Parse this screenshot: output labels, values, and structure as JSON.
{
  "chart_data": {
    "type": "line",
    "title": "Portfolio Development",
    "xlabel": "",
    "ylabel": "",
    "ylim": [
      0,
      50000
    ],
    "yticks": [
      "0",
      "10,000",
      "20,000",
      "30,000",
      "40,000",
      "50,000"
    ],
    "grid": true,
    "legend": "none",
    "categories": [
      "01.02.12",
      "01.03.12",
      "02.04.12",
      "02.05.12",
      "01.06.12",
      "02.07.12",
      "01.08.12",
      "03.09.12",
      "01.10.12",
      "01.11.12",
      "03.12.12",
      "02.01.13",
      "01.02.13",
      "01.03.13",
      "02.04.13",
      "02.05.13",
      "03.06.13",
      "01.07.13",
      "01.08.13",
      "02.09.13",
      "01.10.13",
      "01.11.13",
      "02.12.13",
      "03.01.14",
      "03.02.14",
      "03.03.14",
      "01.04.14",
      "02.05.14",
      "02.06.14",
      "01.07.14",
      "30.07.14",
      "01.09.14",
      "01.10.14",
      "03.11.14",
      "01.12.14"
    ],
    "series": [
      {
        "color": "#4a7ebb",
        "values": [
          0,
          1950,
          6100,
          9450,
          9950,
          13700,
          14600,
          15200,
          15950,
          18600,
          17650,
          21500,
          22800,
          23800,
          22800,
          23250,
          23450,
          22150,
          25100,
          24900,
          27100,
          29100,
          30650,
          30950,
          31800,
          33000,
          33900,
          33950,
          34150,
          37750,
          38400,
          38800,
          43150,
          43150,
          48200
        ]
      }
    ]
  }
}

★ ★ ★ ★ ★ ★ ★

*Directive*.
Find "values". Copy every line it occurs in.

*Written reply*.
Parse this screenshot: output labels, values, and structure as JSON.
        "values": [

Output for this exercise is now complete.